↓

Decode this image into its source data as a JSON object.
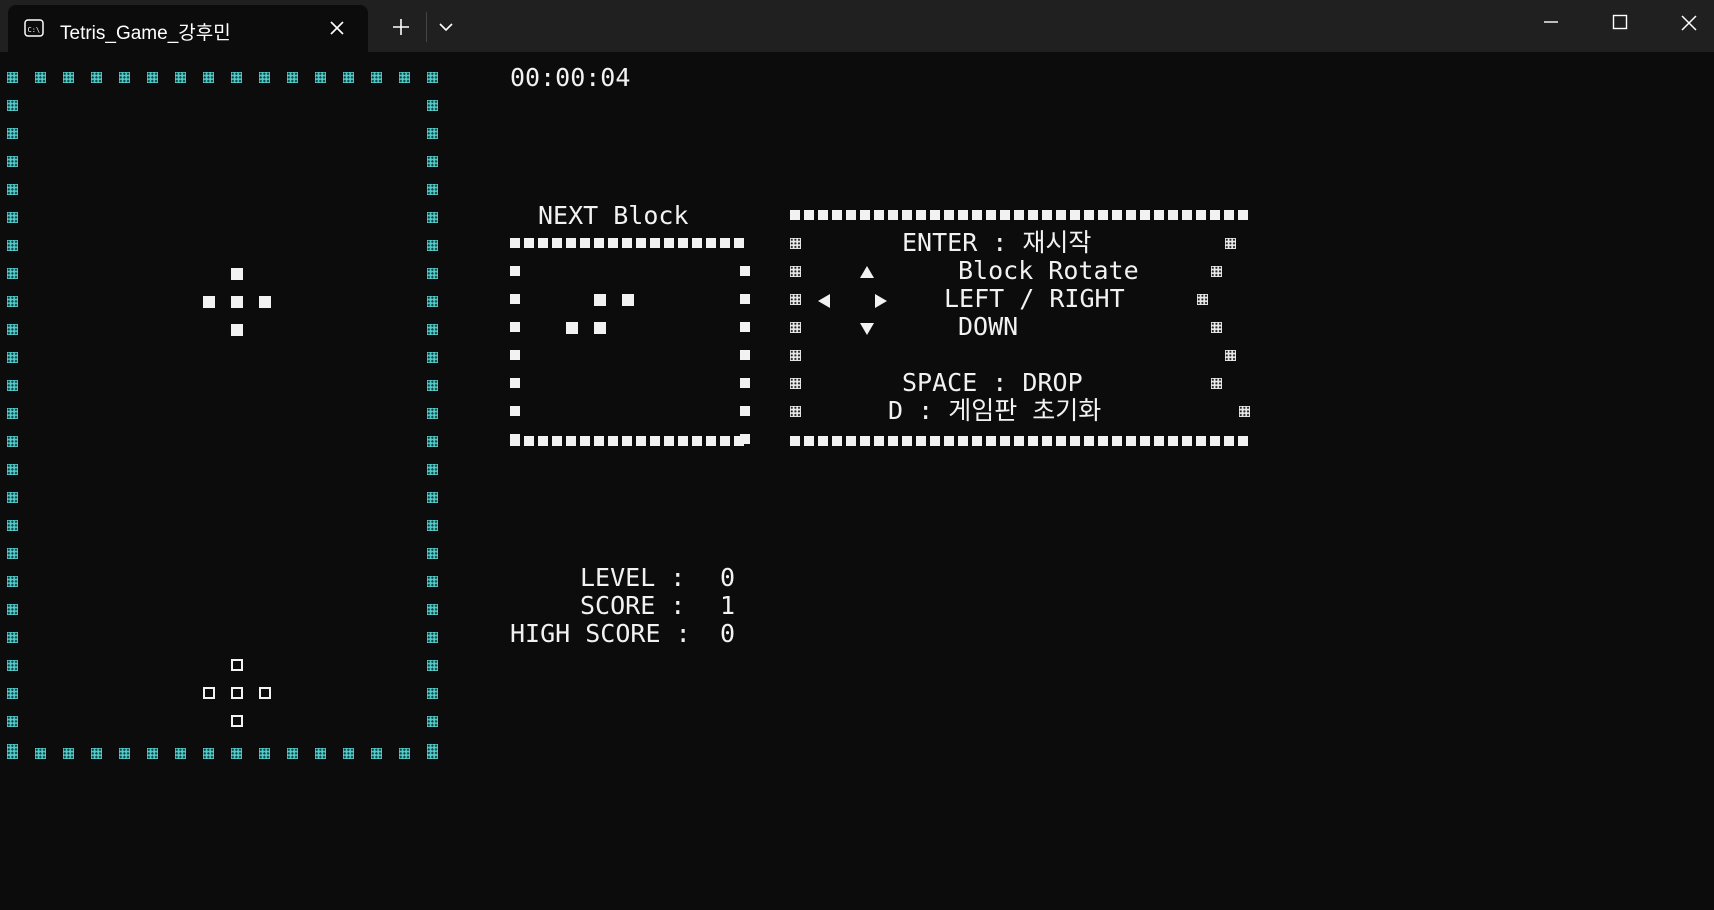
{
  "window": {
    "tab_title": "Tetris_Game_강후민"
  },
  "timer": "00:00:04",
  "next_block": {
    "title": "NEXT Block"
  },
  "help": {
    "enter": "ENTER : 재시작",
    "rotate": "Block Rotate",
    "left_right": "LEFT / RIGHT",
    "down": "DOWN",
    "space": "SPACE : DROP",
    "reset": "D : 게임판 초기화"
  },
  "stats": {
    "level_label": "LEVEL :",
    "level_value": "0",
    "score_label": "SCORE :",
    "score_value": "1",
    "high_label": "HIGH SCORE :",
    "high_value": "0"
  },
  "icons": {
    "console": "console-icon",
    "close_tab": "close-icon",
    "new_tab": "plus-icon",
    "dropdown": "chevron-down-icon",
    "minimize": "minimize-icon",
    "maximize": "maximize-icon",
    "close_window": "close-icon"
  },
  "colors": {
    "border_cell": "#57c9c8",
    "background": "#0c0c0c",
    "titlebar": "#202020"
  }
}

↑

▶ **Exercise objective**:
Make an exact reproduction of the listing above, without any pictures.

▶ **Response for this exercise**:
Decode this image into its source data as a JSON object.
{
  "window": {
    "tab_title": "Tetris_Game_강후민"
  },
  "timer": "00:00:04",
  "next_block": {
    "title": "NEXT Block"
  },
  "help": {
    "enter": "ENTER : 재시작",
    "rotate": "Block Rotate",
    "left_right": "LEFT / RIGHT",
    "down": "DOWN",
    "space": "SPACE : DROP",
    "reset": "D : 게임판 초기화"
  },
  "stats": {
    "level_label": "LEVEL :",
    "level_value": "0",
    "score_label": "SCORE :",
    "score_value": "1",
    "high_label": "HIGH SCORE :",
    "high_value": "0"
  },
  "icons": {
    "console": "console-icon",
    "close_tab": "close-icon",
    "new_tab": "plus-icon",
    "dropdown": "chevron-down-icon",
    "minimize": "minimize-icon",
    "maximize": "maximize-icon",
    "close_window": "close-icon"
  },
  "colors": {
    "border_cell": "#57c9c8",
    "background": "#0c0c0c",
    "titlebar": "#202020"
  }
}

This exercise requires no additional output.